* [To do]:
Format the records below as a Markdown table with the columns "Row" and "Line", one row per line, numbering the rows and leaving out blank lines. Start with the line that contains "heatmap-cell <box>341 127 345 130</box>" and go on through the line that contains "heatmap-cell <box>121 46 125 49</box>", including both.

* [Records provided]:
'''

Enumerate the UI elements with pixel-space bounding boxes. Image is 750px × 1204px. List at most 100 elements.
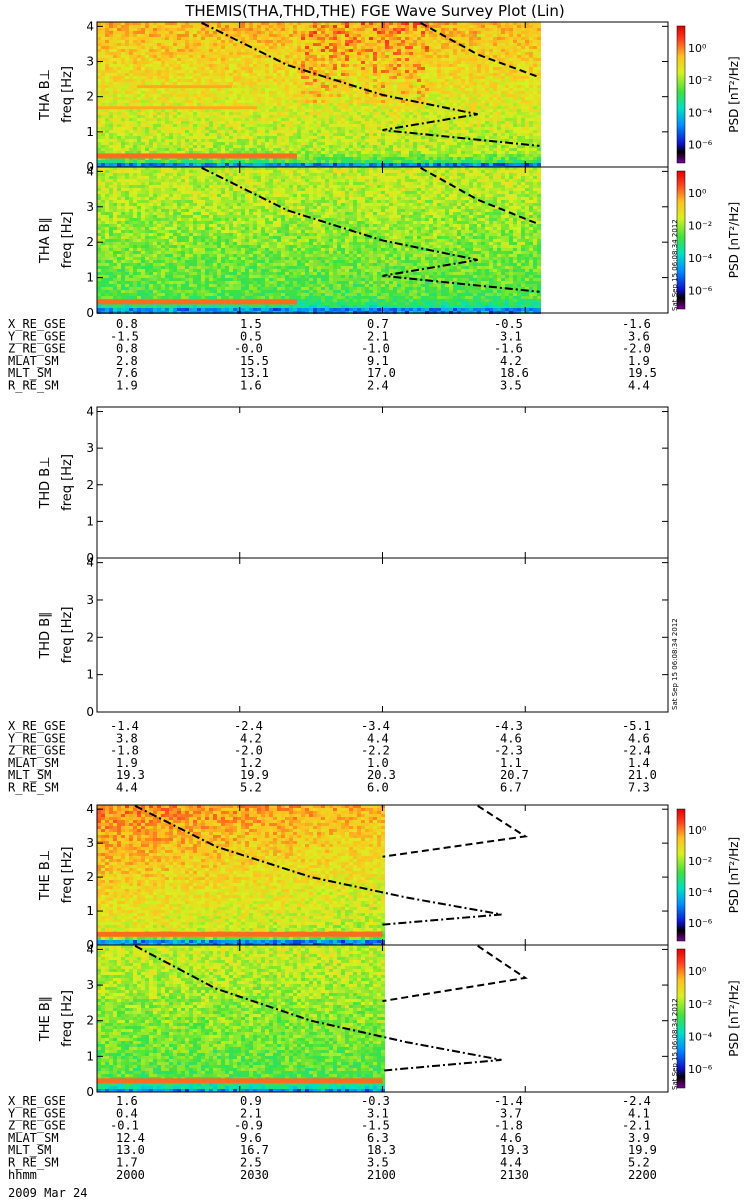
heatmap-cell <box>341 127 345 130</box>
heatmap-cell <box>525 40 529 43</box>
heatmap-cell <box>537 34 541 37</box>
heatmap-cell <box>493 130 497 133</box>
heatmap-cell <box>293 130 297 133</box>
heatmap-cell <box>309 31 313 34</box>
heatmap-cell <box>209 28 213 31</box>
heatmap-cell <box>225 52 229 55</box>
heatmap-cell <box>405 64 409 67</box>
heatmap-cell <box>209 97 213 100</box>
heatmap-cell <box>529 142 533 145</box>
heatmap-cell <box>393 43 397 46</box>
heatmap-cell <box>189 22 193 25</box>
heatmap-cell <box>465 142 469 145</box>
heatmap-cell <box>377 79 381 82</box>
heatmap-cell <box>485 55 489 58</box>
heatmap-cell <box>153 82 157 85</box>
heatmap-cell <box>109 82 113 85</box>
heatmap-cell <box>221 76 225 79</box>
heatmap-cell <box>405 151 409 154</box>
heatmap-cell <box>373 22 377 25</box>
heatmap-cell <box>421 88 425 91</box>
heatmap-cell <box>409 67 413 70</box>
heatmap-cell <box>353 25 357 28</box>
heatmap-cell <box>353 40 357 43</box>
heatmap-cell <box>249 88 253 91</box>
heatmap-cell <box>449 139 453 142</box>
heatmap-cell <box>105 61 109 64</box>
heatmap-cell <box>369 121 373 124</box>
heatmap-cell <box>129 73 133 76</box>
heatmap-cell <box>481 40 485 43</box>
heatmap-cell <box>497 112 501 115</box>
heatmap-cell <box>521 52 525 55</box>
heatmap-cell <box>109 115 113 118</box>
heatmap-cell <box>481 136 485 139</box>
heatmap-cell <box>121 46 125 49</box>
heatmap-cell <box>285 25 289 28</box>
heatmap-cell <box>209 25 213 28</box>
heatmap-cell <box>449 43 453 46</box>
heatmap-cell <box>429 79 433 82</box>
heatmap-cell <box>377 34 381 37</box>
heatmap-cell <box>117 118 121 121</box>
heatmap-cell <box>365 46 369 49</box>
heatmap-cell <box>125 52 129 55</box>
heatmap-cell <box>241 118 245 121</box>
heatmap-cell <box>537 61 541 64</box>
heatmap-cell <box>253 145 257 148</box>
heatmap-cell <box>381 103 385 106</box>
heatmap-cell <box>381 31 385 34</box>
heatmap-cell <box>333 151 337 154</box>
heatmap-cell <box>333 94 337 97</box>
heatmap-cell <box>397 52 401 55</box>
heatmap-cell <box>473 40 477 43</box>
heatmap-cell <box>185 22 189 25</box>
heatmap-cell <box>401 118 405 121</box>
heatmap-cell <box>205 76 209 79</box>
heatmap-cell <box>449 46 453 49</box>
heatmap-cell <box>369 106 373 109</box>
heatmap-cell <box>473 58 477 61</box>
heatmap-cell <box>373 73 377 76</box>
heatmap-cell <box>469 118 473 121</box>
heatmap-cell <box>377 133 381 136</box>
heatmap-cell <box>393 154 397 157</box>
heatmap-cell <box>381 67 385 70</box>
heatmap-cell <box>173 118 177 121</box>
heatmap-cell <box>453 112 457 115</box>
heatmap-cell <box>537 151 541 154</box>
heatmap-cell <box>501 121 505 124</box>
heatmap-cell <box>289 127 293 130</box>
heatmap-cell <box>209 73 213 76</box>
heatmap-cell <box>381 61 385 64</box>
heatmap-cell <box>213 136 217 139</box>
heatmap-cell <box>253 22 257 25</box>
heatmap-cell <box>209 139 213 142</box>
heatmap-cell <box>301 34 305 37</box>
heatmap-cell <box>109 22 113 25</box>
heatmap-cell <box>101 61 105 64</box>
heatmap-cell <box>325 118 329 121</box>
heatmap-cell <box>245 61 249 64</box>
heatmap-cell <box>497 46 501 49</box>
heatmap-cell <box>341 148 345 151</box>
heatmap-cell <box>229 40 233 43</box>
heatmap-cell <box>249 136 253 139</box>
heatmap-cell <box>193 121 197 124</box>
heatmap-cell <box>437 85 441 88</box>
heatmap-cell <box>125 127 129 130</box>
heatmap-cell <box>321 31 325 34</box>
heatmap-cell <box>105 133 109 136</box>
heatmap-cell <box>465 100 469 103</box>
heatmap-cell <box>201 49 205 52</box>
heatmap-cell <box>253 58 257 61</box>
heatmap-cell <box>113 142 117 145</box>
heatmap-cell <box>165 118 169 121</box>
heatmap-cell <box>537 37 541 40</box>
heatmap-cell <box>261 133 265 136</box>
heatmap-cell <box>137 133 141 136</box>
heatmap-cell <box>125 82 129 85</box>
heatmap-cell <box>237 127 241 130</box>
heatmap-cell <box>361 91 365 94</box>
heatmap-cell <box>517 85 521 88</box>
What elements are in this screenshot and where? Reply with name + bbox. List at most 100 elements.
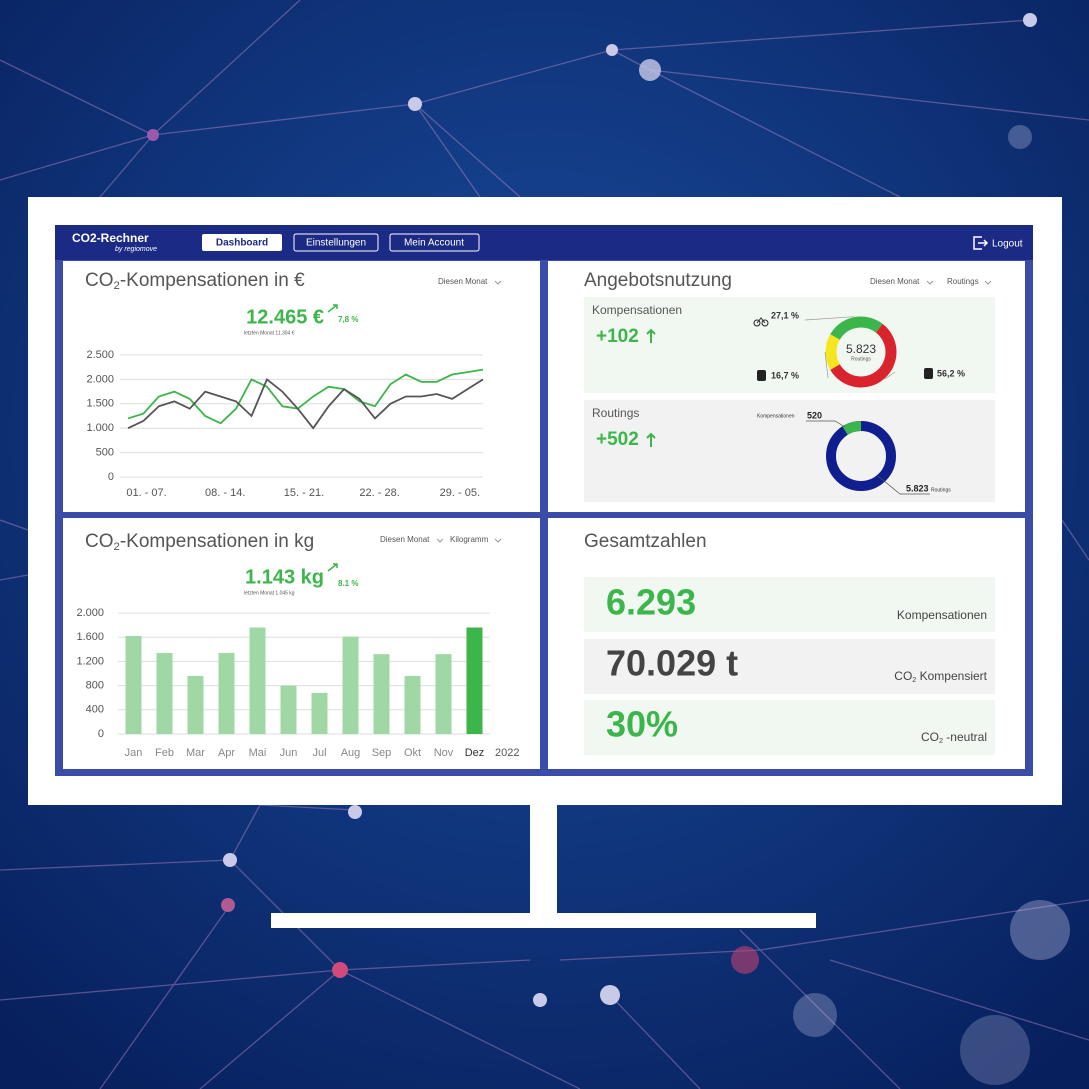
y-tick-label: 2.500 bbox=[86, 349, 114, 361]
nav-label[interactable]: Einstellungen bbox=[306, 238, 366, 249]
label: Routings bbox=[592, 406, 639, 420]
x-tick-label: 01. - 07. bbox=[126, 487, 166, 499]
x-tick-label: Dez bbox=[465, 747, 485, 759]
total-row bbox=[584, 700, 995, 755]
kpi-previous: letzten Monat 1.045 kg bbox=[244, 590, 295, 596]
y-tick-label: 0 bbox=[98, 728, 104, 740]
nav-button[interactable] bbox=[389, 233, 480, 252]
legend-label: Kompensationen bbox=[757, 413, 795, 419]
y-tick-label: 2.000 bbox=[76, 607, 104, 619]
line-series bbox=[127, 368, 484, 425]
donut-segment bbox=[830, 323, 897, 388]
panel-title-part: CO bbox=[85, 531, 114, 552]
dropdown: Diesen Monat bbox=[438, 277, 488, 286]
leader-line bbox=[884, 371, 896, 380]
y-tick-label: 800 bbox=[86, 680, 104, 692]
x-tick-label: Apr bbox=[218, 747, 235, 759]
bar bbox=[249, 627, 266, 734]
panel bbox=[63, 261, 540, 512]
y-tick-label: 1.000 bbox=[86, 422, 114, 434]
total-row bbox=[584, 577, 995, 632]
x-tick-label: Sep bbox=[372, 747, 392, 759]
total-label-part: Kompensiert bbox=[916, 669, 987, 683]
mode-icons bbox=[753, 317, 933, 381]
y-tick-label: 1.200 bbox=[76, 655, 104, 667]
total-label-part: -neutral bbox=[943, 730, 987, 744]
kpi-change: 8.1 % bbox=[338, 579, 358, 588]
total-value: 30% bbox=[606, 704, 678, 745]
panel-title: Angebotsnutzung bbox=[584, 270, 732, 291]
total-label: CO2 -neutral bbox=[921, 730, 987, 745]
kpi: 1.143 kg bbox=[245, 566, 324, 588]
line-series bbox=[127, 377, 484, 430]
x-tick-label: Mar bbox=[186, 747, 205, 759]
total-label-sub: 2 bbox=[912, 675, 916, 684]
panel-title-sub: 2 bbox=[114, 280, 120, 292]
bar bbox=[373, 654, 390, 734]
y-tick-label: 400 bbox=[86, 704, 104, 716]
bar bbox=[342, 636, 359, 734]
header-bar bbox=[55, 225, 1033, 260]
dropdown: Diesen Monat bbox=[380, 535, 430, 544]
legend-label: Routings bbox=[931, 487, 951, 493]
y-tick-label: 1.500 bbox=[86, 398, 114, 410]
label: CO2-Rechner bbox=[72, 231, 149, 245]
bar bbox=[156, 652, 173, 734]
bar bbox=[125, 635, 142, 734]
x-tick-label: 08. - 14. bbox=[205, 487, 245, 499]
total-row bbox=[584, 639, 995, 694]
value-label: 27,1 % bbox=[771, 310, 799, 320]
leader-line bbox=[806, 420, 846, 428]
value-label: 520 bbox=[807, 410, 822, 420]
kpi-change: 7,8 % bbox=[338, 315, 358, 324]
bar bbox=[218, 652, 235, 734]
label: Kompensationen bbox=[592, 303, 682, 317]
nav-button[interactable] bbox=[293, 233, 379, 252]
y-tick-label: 500 bbox=[96, 447, 114, 459]
x-tick-label: Jan bbox=[125, 747, 143, 759]
total-label-sub: 2 bbox=[939, 736, 943, 745]
panel-title-part: -Kompensationen in € bbox=[120, 270, 305, 291]
y-tick-label: 1.600 bbox=[76, 631, 104, 643]
x-tick-label: Aug bbox=[341, 747, 361, 759]
x-tick-label: Jun bbox=[280, 747, 298, 759]
bar bbox=[466, 627, 483, 734]
nav-label[interactable]: Dashboard bbox=[216, 238, 268, 249]
up-arrow bbox=[646, 328, 656, 447]
delta: +502 bbox=[596, 429, 639, 450]
y-tick-label: 2.000 bbox=[86, 373, 114, 385]
total-label-part: CO bbox=[894, 669, 912, 683]
x-tick-label: Feb bbox=[155, 747, 174, 759]
sub-panel bbox=[584, 400, 995, 502]
logout-icon[interactable] bbox=[973, 236, 989, 250]
panel-title-sub: 2 bbox=[114, 541, 120, 553]
x-tick-label: Nov bbox=[434, 747, 454, 759]
x-tick-label: Okt bbox=[404, 747, 421, 759]
donut-segment bbox=[842, 421, 862, 436]
donut-segment bbox=[830, 316, 883, 341]
donut-segment bbox=[825, 334, 840, 370]
panel-title: Gesamtzahlen bbox=[584, 531, 707, 552]
x-tick-label: 15. - 21. bbox=[284, 487, 324, 499]
panel-title-part: CO bbox=[85, 270, 114, 291]
delta: +102 bbox=[596, 326, 639, 347]
bar bbox=[435, 654, 452, 734]
kpi: 12.465 € bbox=[246, 306, 324, 328]
monitor-neck bbox=[530, 805, 557, 913]
x-tick-label: 22. - 28. bbox=[359, 487, 399, 499]
panel-title: CO2-Kompensationen in € bbox=[85, 270, 305, 292]
year: 2022 bbox=[495, 747, 519, 759]
nav-label[interactable]: Mein Account bbox=[404, 238, 464, 249]
monitor-base bbox=[271, 913, 816, 928]
x-tick-label: Jul bbox=[312, 747, 326, 759]
bar bbox=[311, 692, 328, 734]
dropdown-chevrons bbox=[436, 280, 992, 543]
nav-button[interactable] bbox=[202, 234, 282, 251]
total-label-part: CO bbox=[921, 730, 939, 744]
x-tick-label: Mai bbox=[249, 747, 267, 759]
value-label: 56,2 % bbox=[937, 368, 965, 378]
leader-line bbox=[824, 351, 829, 379]
logout-label: Logout bbox=[992, 239, 1023, 250]
leader-line bbox=[804, 316, 855, 321]
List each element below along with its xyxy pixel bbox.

'''

* [Response to this exercise]:
| Row | Line |
|---|---|
| 1 | heatmap-cell <box>341 127 345 130</box> |
| 2 | heatmap-cell <box>525 40 529 43</box> |
| 3 | heatmap-cell <box>537 34 541 37</box> |
| 4 | heatmap-cell <box>493 130 497 133</box> |
| 5 | heatmap-cell <box>293 130 297 133</box> |
| 6 | heatmap-cell <box>309 31 313 34</box> |
| 7 | heatmap-cell <box>209 28 213 31</box> |
| 8 | heatmap-cell <box>225 52 229 55</box> |
| 9 | heatmap-cell <box>405 64 409 67</box> |
| 10 | heatmap-cell <box>209 97 213 100</box> |
| 11 | heatmap-cell <box>529 142 533 145</box> |
| 12 | heatmap-cell <box>393 43 397 46</box> |
| 13 | heatmap-cell <box>189 22 193 25</box> |
| 14 | heatmap-cell <box>465 142 469 145</box> |
| 15 | heatmap-cell <box>377 79 381 82</box> |
| 16 | heatmap-cell <box>485 55 489 58</box> |
| 17 | heatmap-cell <box>153 82 157 85</box> |
| 18 | heatmap-cell <box>109 82 113 85</box> |
| 19 | heatmap-cell <box>221 76 225 79</box> |
| 20 | heatmap-cell <box>405 151 409 154</box> |
| 21 | heatmap-cell <box>373 22 377 25</box> |
| 22 | heatmap-cell <box>421 88 425 91</box> |
| 23 | heatmap-cell <box>409 67 413 70</box> |
| 24 | heatmap-cell <box>353 25 357 28</box> |
| 25 | heatmap-cell <box>353 40 357 43</box> |
| 26 | heatmap-cell <box>249 88 253 91</box> |
| 27 | heatmap-cell <box>449 139 453 142</box> |
| 28 | heatmap-cell <box>105 61 109 64</box> |
| 29 | heatmap-cell <box>369 121 373 124</box> |
| 30 | heatmap-cell <box>129 73 133 76</box> |
| 31 | heatmap-cell <box>481 40 485 43</box> |
| 32 | heatmap-cell <box>497 112 501 115</box> |
| 33 | heatmap-cell <box>521 52 525 55</box> |
| 34 | heatmap-cell <box>109 115 113 118</box> |
| 35 | heatmap-cell <box>481 136 485 139</box> |
| 36 | heatmap-cell <box>121 46 125 49</box> |